[Material to process start]

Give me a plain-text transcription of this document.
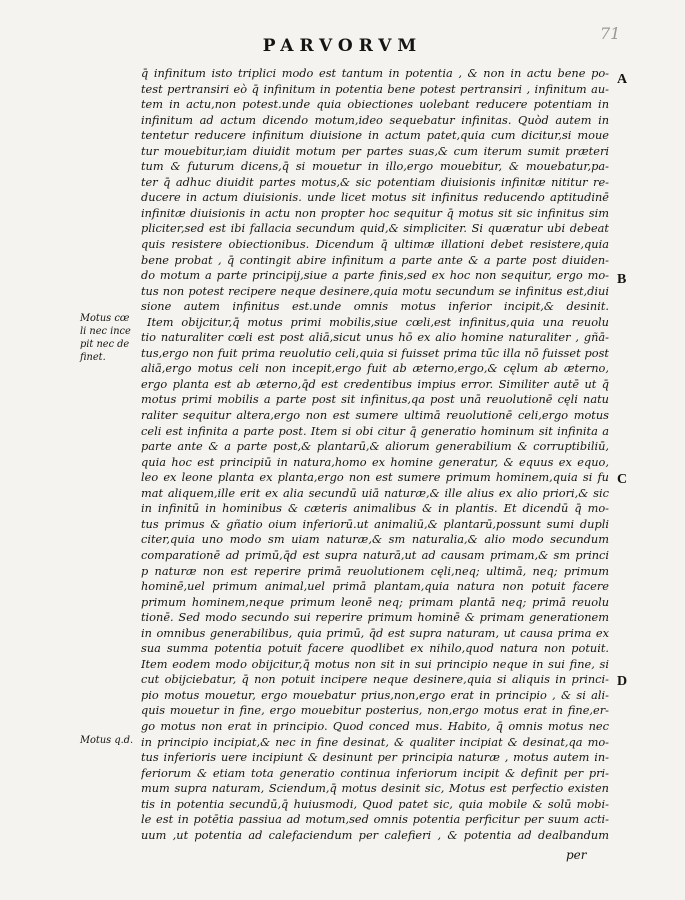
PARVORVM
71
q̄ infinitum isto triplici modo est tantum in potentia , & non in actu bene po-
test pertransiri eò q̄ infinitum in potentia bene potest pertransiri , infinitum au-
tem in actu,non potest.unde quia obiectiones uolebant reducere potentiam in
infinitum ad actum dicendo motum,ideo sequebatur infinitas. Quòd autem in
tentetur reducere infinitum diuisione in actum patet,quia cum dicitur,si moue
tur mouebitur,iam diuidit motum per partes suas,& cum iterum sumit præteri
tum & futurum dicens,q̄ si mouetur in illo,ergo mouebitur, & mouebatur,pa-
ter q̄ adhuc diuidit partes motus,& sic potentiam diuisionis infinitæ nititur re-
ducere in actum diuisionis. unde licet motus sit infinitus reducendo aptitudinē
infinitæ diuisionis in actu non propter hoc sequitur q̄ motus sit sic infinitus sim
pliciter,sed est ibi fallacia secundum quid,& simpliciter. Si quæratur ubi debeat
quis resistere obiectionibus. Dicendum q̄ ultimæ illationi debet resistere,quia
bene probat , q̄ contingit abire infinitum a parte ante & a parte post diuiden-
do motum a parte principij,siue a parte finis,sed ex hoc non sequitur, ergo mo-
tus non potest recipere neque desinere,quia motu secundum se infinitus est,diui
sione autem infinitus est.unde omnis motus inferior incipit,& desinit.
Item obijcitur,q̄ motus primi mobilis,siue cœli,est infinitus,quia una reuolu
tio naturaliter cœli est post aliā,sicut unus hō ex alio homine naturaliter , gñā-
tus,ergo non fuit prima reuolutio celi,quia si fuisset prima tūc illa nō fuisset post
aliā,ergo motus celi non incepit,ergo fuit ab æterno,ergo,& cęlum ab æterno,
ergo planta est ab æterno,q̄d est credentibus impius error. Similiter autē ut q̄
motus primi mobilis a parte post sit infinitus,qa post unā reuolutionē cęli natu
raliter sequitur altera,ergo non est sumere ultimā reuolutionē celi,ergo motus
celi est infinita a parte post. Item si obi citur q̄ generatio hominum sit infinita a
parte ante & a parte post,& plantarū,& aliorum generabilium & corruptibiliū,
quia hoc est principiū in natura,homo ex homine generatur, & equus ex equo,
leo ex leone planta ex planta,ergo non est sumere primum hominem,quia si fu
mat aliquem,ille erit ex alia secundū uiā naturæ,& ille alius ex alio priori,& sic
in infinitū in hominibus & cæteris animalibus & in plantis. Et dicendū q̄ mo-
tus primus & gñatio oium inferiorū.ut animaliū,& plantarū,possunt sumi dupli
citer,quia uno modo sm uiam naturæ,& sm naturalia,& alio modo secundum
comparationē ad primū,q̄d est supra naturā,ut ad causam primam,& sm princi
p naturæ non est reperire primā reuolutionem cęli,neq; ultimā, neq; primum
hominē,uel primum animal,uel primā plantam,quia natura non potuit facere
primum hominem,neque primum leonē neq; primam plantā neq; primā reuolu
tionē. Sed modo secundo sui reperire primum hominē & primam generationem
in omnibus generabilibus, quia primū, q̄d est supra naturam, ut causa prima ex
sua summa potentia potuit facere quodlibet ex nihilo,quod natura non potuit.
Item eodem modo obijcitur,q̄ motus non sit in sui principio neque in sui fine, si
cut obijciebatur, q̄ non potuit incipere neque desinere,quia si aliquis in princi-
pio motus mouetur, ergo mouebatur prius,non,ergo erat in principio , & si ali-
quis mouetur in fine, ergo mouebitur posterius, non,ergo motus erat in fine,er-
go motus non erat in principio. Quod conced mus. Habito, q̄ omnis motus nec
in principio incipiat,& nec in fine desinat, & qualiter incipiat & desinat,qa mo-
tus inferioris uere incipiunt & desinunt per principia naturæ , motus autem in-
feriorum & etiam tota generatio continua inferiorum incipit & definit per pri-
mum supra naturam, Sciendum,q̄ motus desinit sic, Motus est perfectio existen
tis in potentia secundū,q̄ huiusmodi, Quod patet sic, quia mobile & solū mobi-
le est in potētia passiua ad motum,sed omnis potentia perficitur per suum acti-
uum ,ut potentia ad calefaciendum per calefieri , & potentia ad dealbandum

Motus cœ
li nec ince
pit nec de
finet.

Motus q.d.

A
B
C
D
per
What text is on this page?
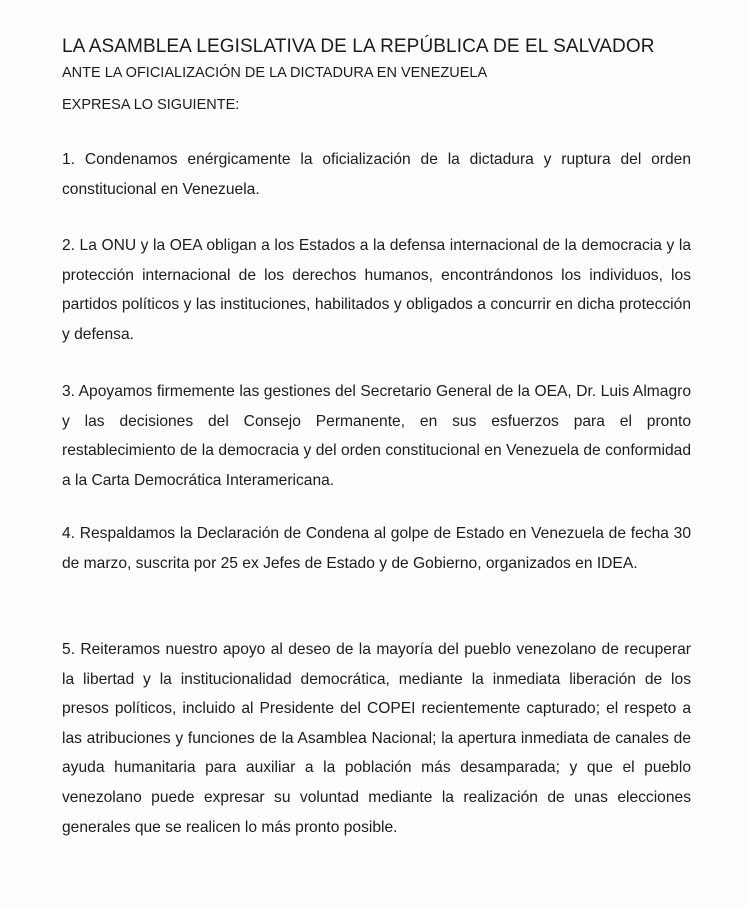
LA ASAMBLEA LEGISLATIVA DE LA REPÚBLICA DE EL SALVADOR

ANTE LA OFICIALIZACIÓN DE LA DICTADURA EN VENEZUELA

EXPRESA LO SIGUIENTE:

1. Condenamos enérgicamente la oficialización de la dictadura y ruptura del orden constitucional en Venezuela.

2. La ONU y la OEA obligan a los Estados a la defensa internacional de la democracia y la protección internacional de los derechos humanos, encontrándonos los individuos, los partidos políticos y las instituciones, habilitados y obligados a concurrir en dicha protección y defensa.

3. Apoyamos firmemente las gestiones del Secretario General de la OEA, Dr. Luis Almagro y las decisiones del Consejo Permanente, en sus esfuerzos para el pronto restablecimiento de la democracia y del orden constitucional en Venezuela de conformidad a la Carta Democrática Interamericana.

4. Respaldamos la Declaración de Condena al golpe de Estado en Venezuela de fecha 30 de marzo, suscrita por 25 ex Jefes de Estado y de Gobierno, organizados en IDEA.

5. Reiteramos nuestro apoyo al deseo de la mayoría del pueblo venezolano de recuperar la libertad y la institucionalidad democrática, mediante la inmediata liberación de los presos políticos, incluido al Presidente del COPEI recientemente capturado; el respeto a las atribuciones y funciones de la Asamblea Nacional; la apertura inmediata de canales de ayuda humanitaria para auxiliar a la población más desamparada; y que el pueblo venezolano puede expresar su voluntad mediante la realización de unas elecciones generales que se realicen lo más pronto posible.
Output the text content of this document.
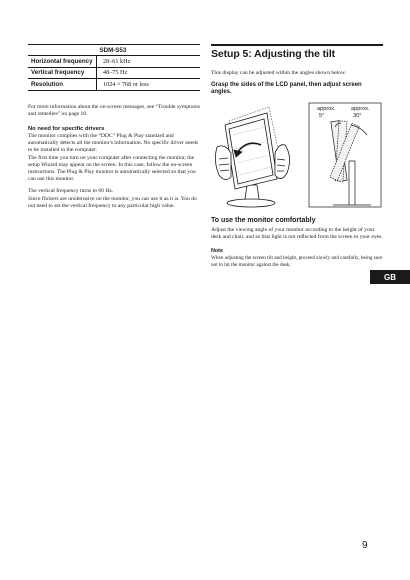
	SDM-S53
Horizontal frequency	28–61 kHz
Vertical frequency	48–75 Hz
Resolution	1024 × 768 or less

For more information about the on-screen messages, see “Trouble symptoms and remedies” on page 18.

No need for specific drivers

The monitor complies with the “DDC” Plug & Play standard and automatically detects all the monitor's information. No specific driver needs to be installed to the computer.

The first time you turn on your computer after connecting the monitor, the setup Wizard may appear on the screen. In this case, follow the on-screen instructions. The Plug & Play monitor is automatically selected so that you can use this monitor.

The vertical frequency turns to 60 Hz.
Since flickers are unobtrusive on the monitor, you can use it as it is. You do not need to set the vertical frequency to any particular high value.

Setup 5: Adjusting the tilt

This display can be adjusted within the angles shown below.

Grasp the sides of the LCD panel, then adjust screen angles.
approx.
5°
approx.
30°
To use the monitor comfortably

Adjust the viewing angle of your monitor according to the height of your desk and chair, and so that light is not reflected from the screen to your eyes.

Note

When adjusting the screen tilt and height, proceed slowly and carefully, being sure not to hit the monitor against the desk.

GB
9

[Material to process end]
[Material to process start]

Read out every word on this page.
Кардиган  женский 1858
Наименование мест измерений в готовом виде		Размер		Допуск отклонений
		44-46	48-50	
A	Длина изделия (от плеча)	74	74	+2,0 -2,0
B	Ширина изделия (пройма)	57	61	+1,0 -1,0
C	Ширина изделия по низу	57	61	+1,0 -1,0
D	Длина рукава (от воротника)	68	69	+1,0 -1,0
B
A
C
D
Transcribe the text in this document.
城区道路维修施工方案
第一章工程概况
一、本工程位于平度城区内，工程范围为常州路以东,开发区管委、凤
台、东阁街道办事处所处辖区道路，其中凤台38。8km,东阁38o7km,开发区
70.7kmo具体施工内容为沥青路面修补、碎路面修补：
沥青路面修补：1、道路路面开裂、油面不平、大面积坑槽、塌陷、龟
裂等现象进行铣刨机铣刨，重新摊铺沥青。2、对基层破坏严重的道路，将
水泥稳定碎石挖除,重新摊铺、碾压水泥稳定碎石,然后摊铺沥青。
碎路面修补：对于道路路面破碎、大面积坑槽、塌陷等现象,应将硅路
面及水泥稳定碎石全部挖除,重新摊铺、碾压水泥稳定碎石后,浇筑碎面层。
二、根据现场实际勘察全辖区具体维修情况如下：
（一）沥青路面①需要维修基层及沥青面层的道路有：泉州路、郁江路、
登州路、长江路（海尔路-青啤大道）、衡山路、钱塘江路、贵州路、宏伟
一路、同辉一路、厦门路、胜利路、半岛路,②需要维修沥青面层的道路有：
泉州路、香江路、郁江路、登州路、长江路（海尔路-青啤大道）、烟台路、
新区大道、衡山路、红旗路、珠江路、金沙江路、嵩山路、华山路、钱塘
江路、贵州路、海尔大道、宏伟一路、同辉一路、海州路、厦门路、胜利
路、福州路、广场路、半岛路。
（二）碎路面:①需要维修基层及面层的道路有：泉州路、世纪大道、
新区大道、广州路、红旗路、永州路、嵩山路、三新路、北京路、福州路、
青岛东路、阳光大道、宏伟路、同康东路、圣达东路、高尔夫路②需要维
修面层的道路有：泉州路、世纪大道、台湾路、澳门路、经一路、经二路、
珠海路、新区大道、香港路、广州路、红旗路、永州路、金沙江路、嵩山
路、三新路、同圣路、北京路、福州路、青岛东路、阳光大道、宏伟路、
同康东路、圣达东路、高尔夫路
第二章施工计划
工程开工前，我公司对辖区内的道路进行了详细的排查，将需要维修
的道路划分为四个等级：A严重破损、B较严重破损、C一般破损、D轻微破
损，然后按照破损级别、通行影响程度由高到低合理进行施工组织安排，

[Material to process end]
[Material to process start]

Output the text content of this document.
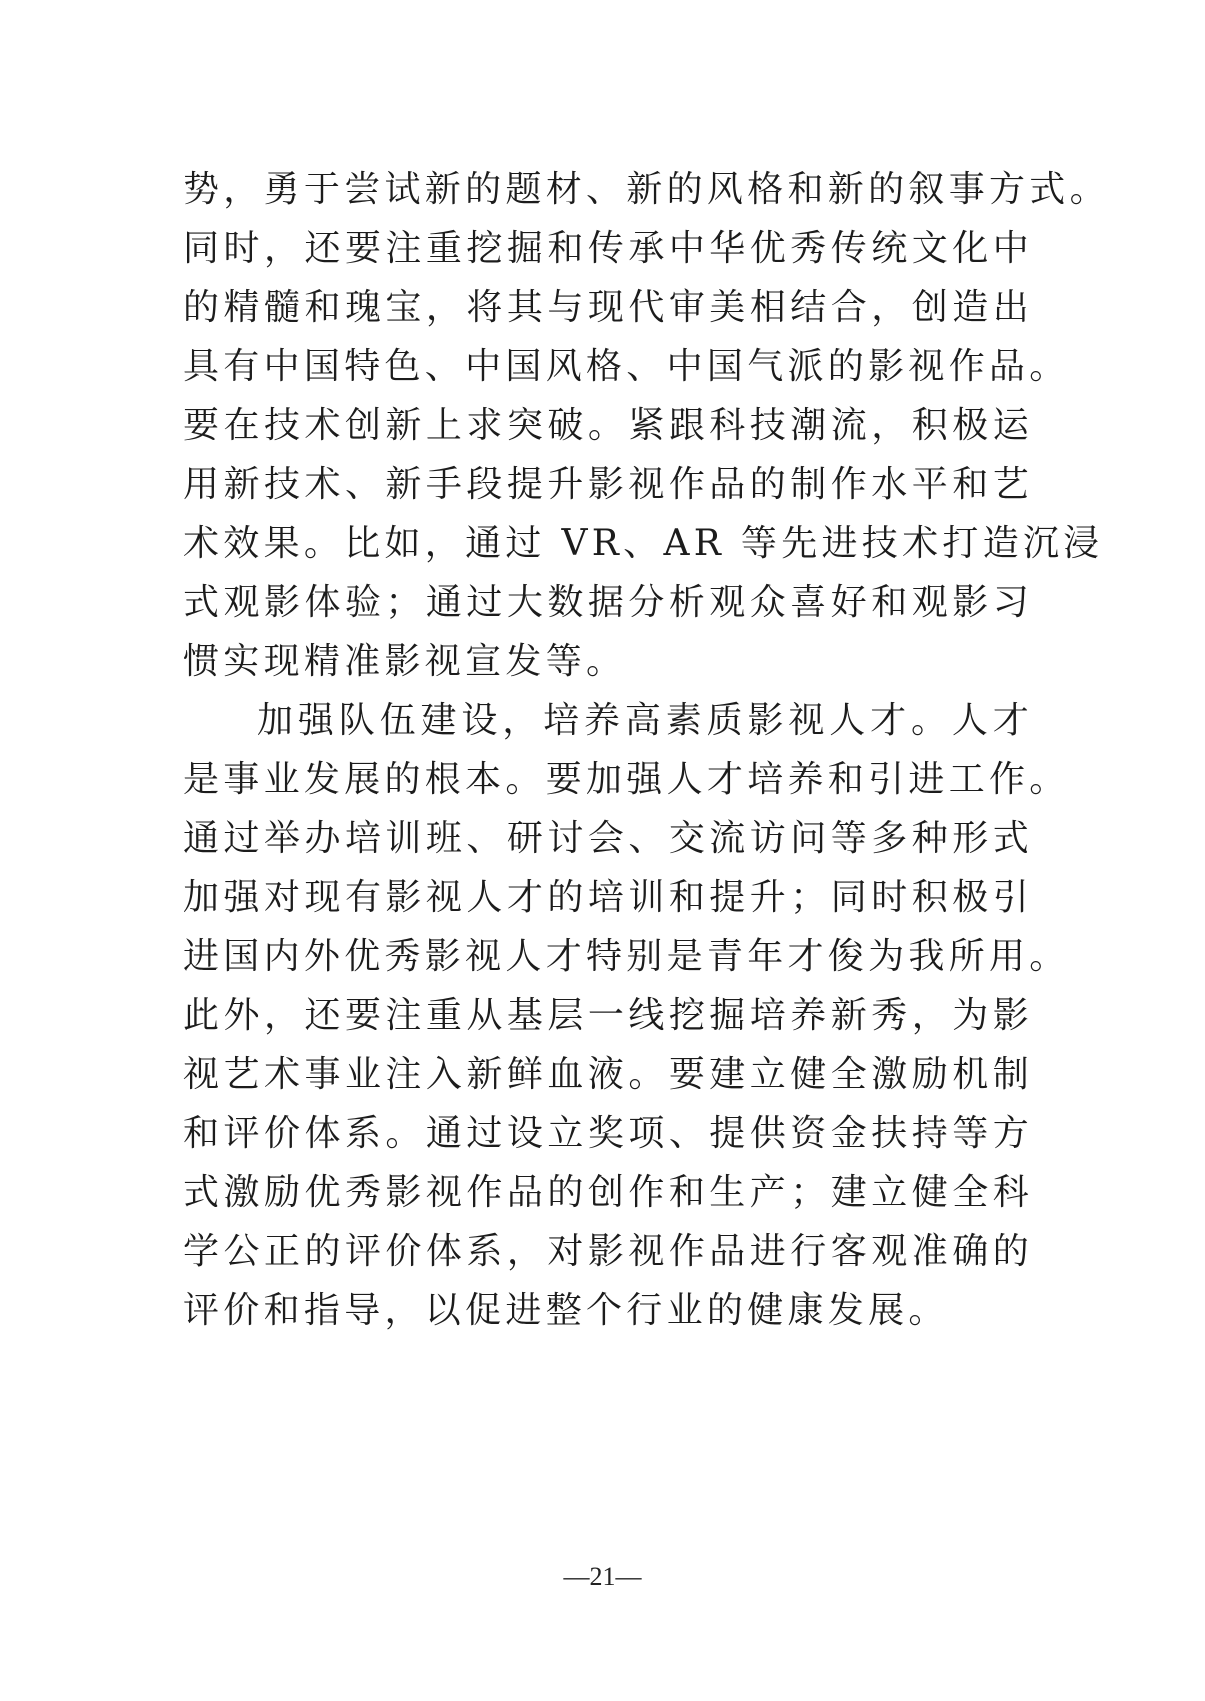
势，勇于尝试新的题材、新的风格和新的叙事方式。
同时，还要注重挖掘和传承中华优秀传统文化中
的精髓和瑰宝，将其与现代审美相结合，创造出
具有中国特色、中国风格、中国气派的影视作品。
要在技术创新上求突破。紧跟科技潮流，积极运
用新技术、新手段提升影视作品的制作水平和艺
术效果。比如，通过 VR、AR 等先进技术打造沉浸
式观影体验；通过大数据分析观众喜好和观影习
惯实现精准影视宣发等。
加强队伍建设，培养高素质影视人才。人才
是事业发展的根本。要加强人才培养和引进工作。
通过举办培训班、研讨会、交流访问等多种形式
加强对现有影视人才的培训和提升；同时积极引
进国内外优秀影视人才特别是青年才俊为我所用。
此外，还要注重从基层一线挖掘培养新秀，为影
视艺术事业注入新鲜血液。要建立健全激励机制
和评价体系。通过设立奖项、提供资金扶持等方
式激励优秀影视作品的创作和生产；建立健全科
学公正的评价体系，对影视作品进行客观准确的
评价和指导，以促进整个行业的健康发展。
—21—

[Material to process end]

→ What you should do
Copy every line that includes the string "democracia" from the material above.

→ Response
2. La ONU y la OEA obligan a los Estados a la defensa internacional de la democracia y la protección internacional de los derechos humanos, encontrándonos los individuos, los partidos políticos y las instituciones, habilitados y obligados a concurrir en dicha protección y defensa.
3. Apoyamos firmemente las gestiones del Secretario General de la OEA, Dr. Luis Almagro y las decisiones del Consejo Permanente, en sus esfuerzos para el pronto restablecimiento de la democracia y del orden constitucional en Venezuela de conformidad a la Carta Democrática Interamericana.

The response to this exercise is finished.